Extracted data entries:

++++++++++

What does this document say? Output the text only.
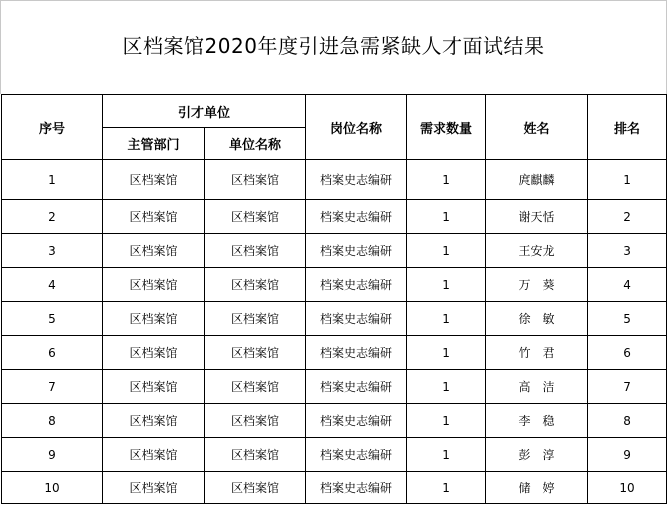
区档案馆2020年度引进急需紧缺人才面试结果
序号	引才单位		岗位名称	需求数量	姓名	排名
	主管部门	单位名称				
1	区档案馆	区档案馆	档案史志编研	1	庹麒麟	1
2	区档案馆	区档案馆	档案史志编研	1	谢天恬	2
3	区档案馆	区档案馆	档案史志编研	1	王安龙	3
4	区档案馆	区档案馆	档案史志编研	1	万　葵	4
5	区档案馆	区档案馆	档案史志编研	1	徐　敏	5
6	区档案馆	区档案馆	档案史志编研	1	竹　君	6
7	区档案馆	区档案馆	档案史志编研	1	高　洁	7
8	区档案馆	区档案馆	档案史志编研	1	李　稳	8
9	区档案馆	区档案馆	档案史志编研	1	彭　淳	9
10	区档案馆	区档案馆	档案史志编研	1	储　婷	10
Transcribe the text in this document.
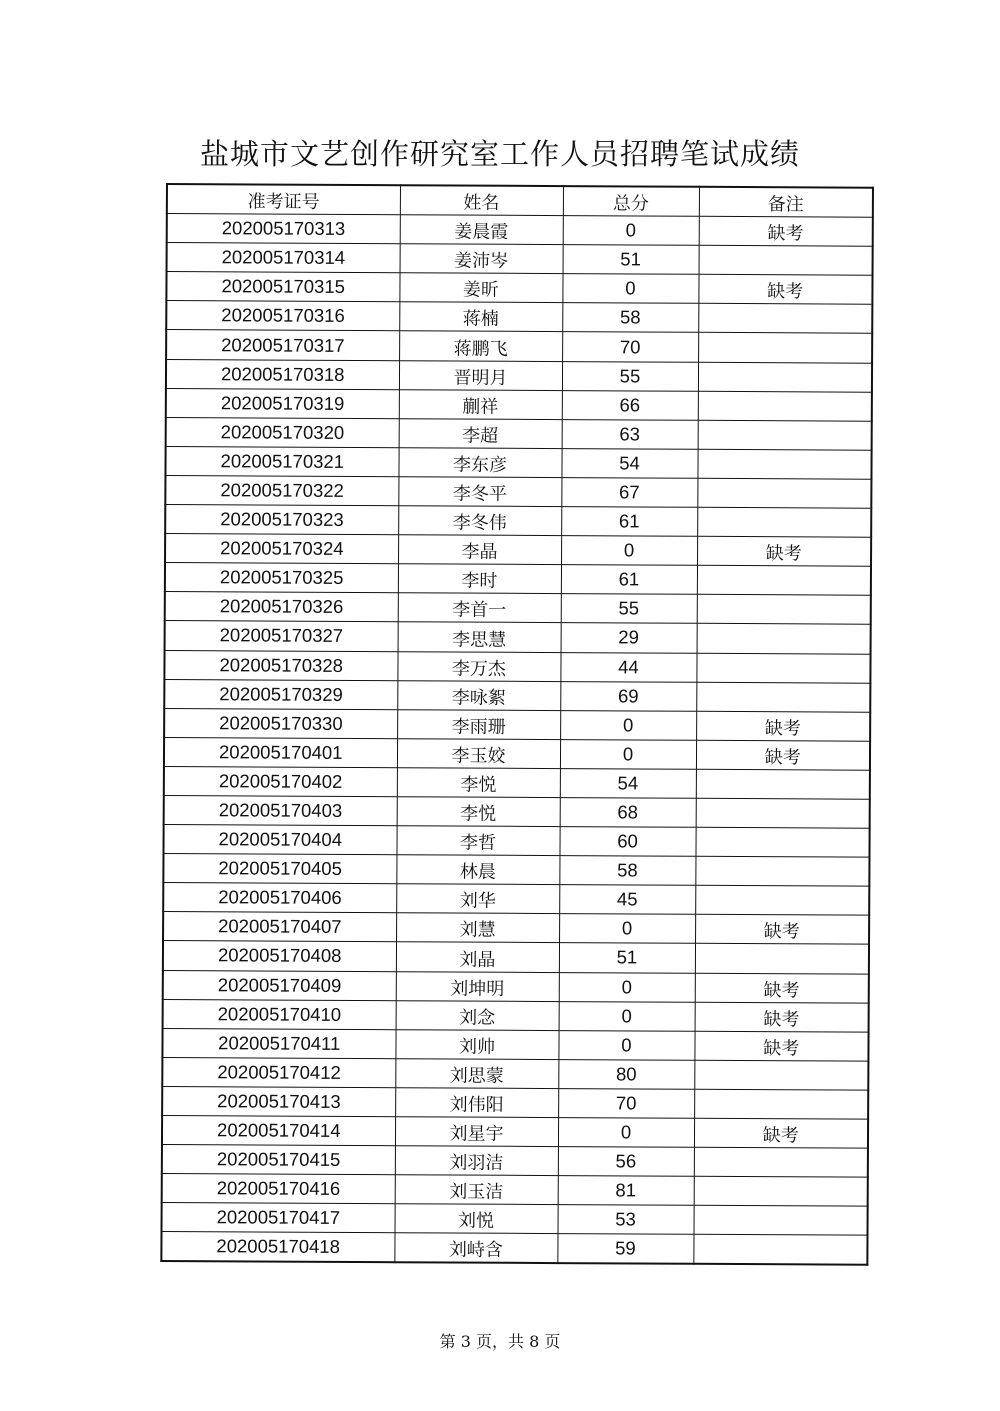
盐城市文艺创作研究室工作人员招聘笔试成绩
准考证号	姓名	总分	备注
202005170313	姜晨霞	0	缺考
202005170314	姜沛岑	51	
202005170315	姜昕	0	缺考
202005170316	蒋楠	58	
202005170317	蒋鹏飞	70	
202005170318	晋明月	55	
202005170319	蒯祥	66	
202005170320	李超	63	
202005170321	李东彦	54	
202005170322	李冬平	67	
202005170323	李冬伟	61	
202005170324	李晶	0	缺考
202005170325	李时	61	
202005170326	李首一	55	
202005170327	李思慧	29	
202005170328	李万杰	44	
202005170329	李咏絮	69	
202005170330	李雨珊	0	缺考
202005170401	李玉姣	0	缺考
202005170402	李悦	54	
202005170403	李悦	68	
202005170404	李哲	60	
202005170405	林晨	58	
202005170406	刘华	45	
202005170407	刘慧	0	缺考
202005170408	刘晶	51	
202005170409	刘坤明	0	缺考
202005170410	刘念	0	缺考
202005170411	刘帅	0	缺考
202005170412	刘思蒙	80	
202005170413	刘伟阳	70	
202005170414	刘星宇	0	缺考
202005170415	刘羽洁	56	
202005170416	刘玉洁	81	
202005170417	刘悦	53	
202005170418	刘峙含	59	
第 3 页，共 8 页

++++++++++

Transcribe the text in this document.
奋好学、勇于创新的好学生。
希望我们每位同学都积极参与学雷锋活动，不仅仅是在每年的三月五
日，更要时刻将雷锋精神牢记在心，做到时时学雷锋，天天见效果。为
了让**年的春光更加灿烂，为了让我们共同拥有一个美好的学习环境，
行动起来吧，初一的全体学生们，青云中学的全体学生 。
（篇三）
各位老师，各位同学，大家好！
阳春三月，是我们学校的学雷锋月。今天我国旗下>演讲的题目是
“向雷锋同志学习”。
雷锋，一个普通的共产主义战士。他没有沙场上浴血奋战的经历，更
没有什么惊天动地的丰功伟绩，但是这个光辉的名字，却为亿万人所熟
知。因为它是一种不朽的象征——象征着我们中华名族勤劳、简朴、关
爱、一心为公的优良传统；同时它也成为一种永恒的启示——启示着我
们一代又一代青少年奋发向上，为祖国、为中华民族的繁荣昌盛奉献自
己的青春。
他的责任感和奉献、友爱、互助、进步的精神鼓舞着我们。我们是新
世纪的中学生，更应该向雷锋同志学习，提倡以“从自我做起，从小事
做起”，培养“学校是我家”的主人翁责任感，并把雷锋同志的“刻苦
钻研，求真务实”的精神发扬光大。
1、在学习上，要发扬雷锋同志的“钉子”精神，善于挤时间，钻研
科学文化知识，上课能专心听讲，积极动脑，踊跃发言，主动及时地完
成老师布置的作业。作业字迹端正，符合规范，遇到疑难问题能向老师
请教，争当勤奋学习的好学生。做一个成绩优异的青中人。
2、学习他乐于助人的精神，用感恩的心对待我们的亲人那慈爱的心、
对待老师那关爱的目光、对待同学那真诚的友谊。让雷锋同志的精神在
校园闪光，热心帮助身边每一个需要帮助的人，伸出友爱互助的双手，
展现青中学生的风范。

++++++++++

- [Aim]:
Only a number is wanted: how many lines contain "档案史志编研"?

- [Task answer]:
10